** Start LISTED RECORDS **
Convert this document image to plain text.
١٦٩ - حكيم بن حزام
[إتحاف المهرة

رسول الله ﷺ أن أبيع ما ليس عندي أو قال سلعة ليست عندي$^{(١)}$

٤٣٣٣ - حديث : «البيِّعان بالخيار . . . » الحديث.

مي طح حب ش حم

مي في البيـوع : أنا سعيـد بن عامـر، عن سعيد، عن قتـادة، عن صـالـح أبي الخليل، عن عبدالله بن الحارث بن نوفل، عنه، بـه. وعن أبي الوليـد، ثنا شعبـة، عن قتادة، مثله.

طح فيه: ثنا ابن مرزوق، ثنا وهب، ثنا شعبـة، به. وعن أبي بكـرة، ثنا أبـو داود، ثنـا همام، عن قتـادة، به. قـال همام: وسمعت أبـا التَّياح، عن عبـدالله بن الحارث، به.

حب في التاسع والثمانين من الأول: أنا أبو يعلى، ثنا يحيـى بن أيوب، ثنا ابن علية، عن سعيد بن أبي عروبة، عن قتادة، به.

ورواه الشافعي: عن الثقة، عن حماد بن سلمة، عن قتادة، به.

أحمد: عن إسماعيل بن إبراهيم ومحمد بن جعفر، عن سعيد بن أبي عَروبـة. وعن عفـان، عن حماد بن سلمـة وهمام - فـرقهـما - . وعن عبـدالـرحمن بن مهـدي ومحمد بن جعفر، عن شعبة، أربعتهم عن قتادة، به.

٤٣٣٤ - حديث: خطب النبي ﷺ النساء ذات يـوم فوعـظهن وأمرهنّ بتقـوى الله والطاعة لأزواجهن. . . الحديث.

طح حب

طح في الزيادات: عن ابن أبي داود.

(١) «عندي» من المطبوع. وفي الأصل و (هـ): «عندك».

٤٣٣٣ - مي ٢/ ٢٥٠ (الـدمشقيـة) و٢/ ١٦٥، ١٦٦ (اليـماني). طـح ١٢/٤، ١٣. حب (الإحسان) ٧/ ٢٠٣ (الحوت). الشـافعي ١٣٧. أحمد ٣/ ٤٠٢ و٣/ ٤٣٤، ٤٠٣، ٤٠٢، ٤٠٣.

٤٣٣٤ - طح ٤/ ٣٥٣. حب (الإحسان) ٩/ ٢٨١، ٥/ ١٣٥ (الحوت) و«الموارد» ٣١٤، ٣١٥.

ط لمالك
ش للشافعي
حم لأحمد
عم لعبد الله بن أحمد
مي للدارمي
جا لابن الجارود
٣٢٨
** End LISTED RECORDS **
> PROBLEM STATEMENT: Give the count of lines in the records that contain "الحارث", and no other text.

> WRITTEN ANSWER: 2